*INSTRUCTIONS FOR THE TASK*. Retype all of the data. Every line must match exactly.

━━━━━━━━━━━━━━━━━━━━━━━━━━━━━━

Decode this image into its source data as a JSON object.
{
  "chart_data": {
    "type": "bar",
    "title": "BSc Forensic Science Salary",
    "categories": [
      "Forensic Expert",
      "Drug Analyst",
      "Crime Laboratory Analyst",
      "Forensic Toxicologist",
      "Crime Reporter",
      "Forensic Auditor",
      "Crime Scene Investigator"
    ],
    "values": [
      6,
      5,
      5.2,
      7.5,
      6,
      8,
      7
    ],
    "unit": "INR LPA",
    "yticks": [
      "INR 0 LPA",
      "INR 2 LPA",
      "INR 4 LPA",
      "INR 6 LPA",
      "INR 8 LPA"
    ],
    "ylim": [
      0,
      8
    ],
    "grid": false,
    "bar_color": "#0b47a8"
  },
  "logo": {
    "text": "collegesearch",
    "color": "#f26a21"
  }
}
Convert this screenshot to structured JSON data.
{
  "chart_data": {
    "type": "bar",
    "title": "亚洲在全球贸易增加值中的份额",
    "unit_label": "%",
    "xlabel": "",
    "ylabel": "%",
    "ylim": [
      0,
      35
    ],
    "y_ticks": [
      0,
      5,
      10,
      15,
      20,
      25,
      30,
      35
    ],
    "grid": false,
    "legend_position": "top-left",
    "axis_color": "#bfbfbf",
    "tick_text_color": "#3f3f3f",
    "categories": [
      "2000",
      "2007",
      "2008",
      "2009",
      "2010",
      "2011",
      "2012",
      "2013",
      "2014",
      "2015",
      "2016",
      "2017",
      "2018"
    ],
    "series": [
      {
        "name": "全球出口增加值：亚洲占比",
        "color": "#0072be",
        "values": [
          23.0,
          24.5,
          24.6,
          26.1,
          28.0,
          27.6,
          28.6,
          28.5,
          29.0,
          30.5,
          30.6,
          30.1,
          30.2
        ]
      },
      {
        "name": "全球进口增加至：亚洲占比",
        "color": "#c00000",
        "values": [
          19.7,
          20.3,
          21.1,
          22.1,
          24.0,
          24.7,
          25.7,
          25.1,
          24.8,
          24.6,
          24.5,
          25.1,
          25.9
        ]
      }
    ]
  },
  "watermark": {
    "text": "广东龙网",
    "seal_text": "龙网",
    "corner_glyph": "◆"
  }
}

━━━━━━━━━━━━━━━━━━━━━━━━━━━━━━

*RESULT*.
Decode this image into its source data as a JSON object.
{
  "chart_data": {
    "type": "bar",
    "title": "BSc Forensic Science Salary",
    "categories": [
      "Forensic Expert",
      "Drug Analyst",
      "Crime Laboratory Analyst",
      "Forensic Toxicologist",
      "Crime Reporter",
      "Forensic Auditor",
      "Crime Scene Investigator"
    ],
    "values": [
      6,
      5,
      5.2,
      7.5,
      6,
      8,
      7
    ],
    "unit": "INR LPA",
    "yticks": [
      "INR 0 LPA",
      "INR 2 LPA",
      "INR 4 LPA",
      "INR 6 LPA",
      "INR 8 LPA"
    ],
    "ylim": [
      0,
      8
    ],
    "grid": false,
    "bar_color": "#0b47a8"
  },
  "logo": {
    "text": "collegesearch",
    "color": "#f26a21"
  }
}
Convert this screenshot to structured JSON data.
{
  "chart_data": {
    "type": "bar",
    "title": "亚洲在全球贸易增加值中的份额",
    "unit_label": "%",
    "xlabel": "",
    "ylabel": "%",
    "ylim": [
      0,
      35
    ],
    "y_ticks": [
      0,
      5,
      10,
      15,
      20,
      25,
      30,
      35
    ],
    "grid": false,
    "legend_position": "top-left",
    "axis_color": "#bfbfbf",
    "tick_text_color": "#3f3f3f",
    "categories": [
      "2000",
      "2007",
      "2008",
      "2009",
      "2010",
      "2011",
      "2012",
      "2013",
      "2014",
      "2015",
      "2016",
      "2017",
      "2018"
    ],
    "series": [
      {
        "name": "全球出口增加值：亚洲占比",
        "color": "#0072be",
        "values": [
          23.0,
          24.5,
          24.6,
          26.1,
          28.0,
          27.6,
          28.6,
          28.5,
          29.0,
          30.5,
          30.6,
          30.1,
          30.2
        ]
      },
      {
        "name": "全球进口增加至：亚洲占比",
        "color": "#c00000",
        "values": [
          19.7,
          20.3,
          21.1,
          22.1,
          24.0,
          24.7,
          25.7,
          25.1,
          24.8,
          24.6,
          24.5,
          25.1,
          25.9
        ]
      }
    ]
  },
  "watermark": {
    "text": "广东龙网",
    "seal_text": "龙网",
    "corner_glyph": "◆"
  }
}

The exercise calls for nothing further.